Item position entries
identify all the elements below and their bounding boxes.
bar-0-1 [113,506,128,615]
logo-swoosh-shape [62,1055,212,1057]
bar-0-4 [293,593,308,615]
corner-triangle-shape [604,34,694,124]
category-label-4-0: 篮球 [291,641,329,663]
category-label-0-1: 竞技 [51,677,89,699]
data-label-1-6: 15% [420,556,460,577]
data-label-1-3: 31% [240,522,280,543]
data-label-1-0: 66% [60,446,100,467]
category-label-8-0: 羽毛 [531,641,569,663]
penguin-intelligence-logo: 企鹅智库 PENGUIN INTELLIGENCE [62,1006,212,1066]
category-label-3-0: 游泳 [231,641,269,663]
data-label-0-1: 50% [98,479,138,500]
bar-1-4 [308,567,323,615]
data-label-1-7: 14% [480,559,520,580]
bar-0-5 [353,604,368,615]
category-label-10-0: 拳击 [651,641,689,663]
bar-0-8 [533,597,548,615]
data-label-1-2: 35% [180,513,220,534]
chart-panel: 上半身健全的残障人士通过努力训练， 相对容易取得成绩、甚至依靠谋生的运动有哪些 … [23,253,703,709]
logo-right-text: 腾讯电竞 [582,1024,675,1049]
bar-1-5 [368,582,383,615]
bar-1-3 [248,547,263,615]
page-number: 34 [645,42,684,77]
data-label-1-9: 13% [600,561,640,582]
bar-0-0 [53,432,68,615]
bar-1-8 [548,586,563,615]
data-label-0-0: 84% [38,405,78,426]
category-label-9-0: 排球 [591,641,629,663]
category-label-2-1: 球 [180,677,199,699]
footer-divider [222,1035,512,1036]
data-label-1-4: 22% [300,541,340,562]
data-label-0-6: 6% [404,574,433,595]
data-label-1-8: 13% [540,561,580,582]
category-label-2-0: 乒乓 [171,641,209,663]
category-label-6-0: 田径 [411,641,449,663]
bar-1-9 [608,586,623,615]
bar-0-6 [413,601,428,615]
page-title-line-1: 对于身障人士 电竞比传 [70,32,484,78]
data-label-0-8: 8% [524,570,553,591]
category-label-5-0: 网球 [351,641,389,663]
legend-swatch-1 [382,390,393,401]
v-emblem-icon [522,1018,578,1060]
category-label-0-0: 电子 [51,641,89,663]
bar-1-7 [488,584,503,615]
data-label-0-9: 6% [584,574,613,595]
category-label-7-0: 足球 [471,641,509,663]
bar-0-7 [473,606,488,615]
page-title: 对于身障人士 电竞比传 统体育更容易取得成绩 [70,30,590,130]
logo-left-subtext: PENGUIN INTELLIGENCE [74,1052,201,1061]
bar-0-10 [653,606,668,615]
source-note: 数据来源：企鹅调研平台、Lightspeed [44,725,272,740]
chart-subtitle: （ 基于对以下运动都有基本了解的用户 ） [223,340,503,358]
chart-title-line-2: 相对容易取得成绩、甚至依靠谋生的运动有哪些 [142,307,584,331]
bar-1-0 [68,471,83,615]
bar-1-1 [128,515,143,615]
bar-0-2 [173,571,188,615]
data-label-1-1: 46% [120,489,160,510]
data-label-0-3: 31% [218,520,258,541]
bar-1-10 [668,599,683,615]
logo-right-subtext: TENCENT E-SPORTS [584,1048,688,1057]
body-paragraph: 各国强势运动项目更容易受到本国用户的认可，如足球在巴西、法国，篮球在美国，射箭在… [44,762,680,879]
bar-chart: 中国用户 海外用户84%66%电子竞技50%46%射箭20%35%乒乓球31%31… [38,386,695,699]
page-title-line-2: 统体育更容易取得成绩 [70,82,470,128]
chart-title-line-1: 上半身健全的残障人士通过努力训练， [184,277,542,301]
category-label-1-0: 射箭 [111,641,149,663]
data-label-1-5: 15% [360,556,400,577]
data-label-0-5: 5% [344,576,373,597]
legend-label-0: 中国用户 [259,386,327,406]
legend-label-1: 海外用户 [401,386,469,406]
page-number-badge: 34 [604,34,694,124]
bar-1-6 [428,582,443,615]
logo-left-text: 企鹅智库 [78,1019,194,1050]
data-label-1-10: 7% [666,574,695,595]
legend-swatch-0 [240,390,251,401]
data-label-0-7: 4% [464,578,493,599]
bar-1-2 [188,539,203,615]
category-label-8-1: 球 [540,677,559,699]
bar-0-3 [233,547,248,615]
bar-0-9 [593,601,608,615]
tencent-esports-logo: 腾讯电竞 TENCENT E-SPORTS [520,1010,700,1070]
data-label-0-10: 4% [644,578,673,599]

• _What you will do_:
Can you give these records again with "bounding boxes" changed to "box coordinates" and everything else left as it is?

• _The solution_:
identify all the elements below and their box coordinates.
bar-0-1 [113,506,128,615]
logo-swoosh-shape [62,1055,212,1057]
bar-0-4 [293,593,308,615]
corner-triangle-shape [604,34,694,124]
category-label-4-0: 篮球 [291,641,329,663]
category-label-0-1: 竞技 [51,677,89,699]
data-label-1-6: 15% [420,556,460,577]
data-label-1-3: 31% [240,522,280,543]
data-label-1-0: 66% [60,446,100,467]
category-label-8-0: 羽毛 [531,641,569,663]
penguin-intelligence-logo: 企鹅智库 PENGUIN INTELLIGENCE [62,1006,212,1066]
category-label-3-0: 游泳 [231,641,269,663]
data-label-0-1: 50% [98,479,138,500]
bar-1-4 [308,567,323,615]
data-label-1-7: 14% [480,559,520,580]
bar-0-5 [353,604,368,615]
category-label-10-0: 拳击 [651,641,689,663]
bar-0-8 [533,597,548,615]
data-label-1-2: 35% [180,513,220,534]
chart-panel: 上半身健全的残障人士通过努力训练， 相对容易取得成绩、甚至依靠谋生的运动有哪些 … [23,253,703,709]
logo-right-text: 腾讯电竞 [582,1024,675,1049]
bar-1-5 [368,582,383,615]
bar-1-3 [248,547,263,615]
page-number: 34 [645,42,684,77]
data-label-1-9: 13% [600,561,640,582]
bar-0-0 [53,432,68,615]
bar-1-8 [548,586,563,615]
data-label-0-0: 84% [38,405,78,426]
category-label-9-0: 排球 [591,641,629,663]
category-label-2-1: 球 [180,677,199,699]
footer-divider [222,1035,512,1036]
data-label-1-4: 22% [300,541,340,562]
data-label-0-6: 6% [404,574,433,595]
data-label-1-8: 13% [540,561,580,582]
category-label-2-0: 乒乓 [171,641,209,663]
category-label-6-0: 田径 [411,641,449,663]
bar-1-9 [608,586,623,615]
bar-0-6 [413,601,428,615]
page-title-line-1: 对于身障人士 电竞比传 [70,32,484,78]
data-label-0-8: 8% [524,570,553,591]
category-label-5-0: 网球 [351,641,389,663]
legend-swatch-1 [382,390,393,401]
v-emblem-icon [522,1018,578,1060]
category-label-0-0: 电子 [51,641,89,663]
bar-1-7 [488,584,503,615]
data-label-0-9: 6% [584,574,613,595]
category-label-7-0: 足球 [471,641,509,663]
bar-0-7 [473,606,488,615]
page-title: 对于身障人士 电竞比传 统体育更容易取得成绩 [70,30,590,130]
logo-left-subtext: PENGUIN INTELLIGENCE [74,1052,201,1061]
bar-0-10 [653,606,668,615]
source-note: 数据来源：企鹅调研平台、Lightspeed [44,725,272,740]
chart-subtitle: （ 基于对以下运动都有基本了解的用户 ） [223,340,503,358]
chart-title-line-2: 相对容易取得成绩、甚至依靠谋生的运动有哪些 [142,307,584,331]
bar-1-0 [68,471,83,615]
bar-1-1 [128,515,143,615]
bar-0-2 [173,571,188,615]
data-label-1-1: 46% [120,489,160,510]
data-label-0-3: 31% [218,520,258,541]
bar-1-10 [668,599,683,615]
logo-right-subtext: TENCENT E-SPORTS [584,1048,688,1057]
body-paragraph: 各国强势运动项目更容易受到本国用户的认可，如足球在巴西、法国，篮球在美国，射箭在… [44,762,680,879]
bar-chart: 中国用户 海外用户84%66%电子竞技50%46%射箭20%35%乒乓球31%31… [38,386,695,699]
page-title-line-2: 统体育更容易取得成绩 [70,82,470,128]
chart-title-line-1: 上半身健全的残障人士通过努力训练， [184,277,542,301]
category-label-1-0: 射箭 [111,641,149,663]
data-label-1-5: 15% [360,556,400,577]
data-label-0-5: 5% [344,576,373,597]
legend-label-0: 中国用户 [259,386,327,406]
legend-label-1: 海外用户 [401,386,469,406]
page-number-badge: 34 [604,34,694,124]
bar-1-6 [428,582,443,615]
logo-left-text: 企鹅智库 [78,1019,194,1050]
data-label-1-10: 7% [666,574,695,595]
legend-swatch-0 [240,390,251,401]
data-label-0-7: 4% [464,578,493,599]
bar-1-2 [188,539,203,615]
category-label-8-1: 球 [540,677,559,699]
bar-0-3 [233,547,248,615]
bar-0-9 [593,601,608,615]
tencent-esports-logo: 腾讯电竞 TENCENT E-SPORTS [520,1010,700,1070]
data-label-0-10: 4% [644,578,673,599]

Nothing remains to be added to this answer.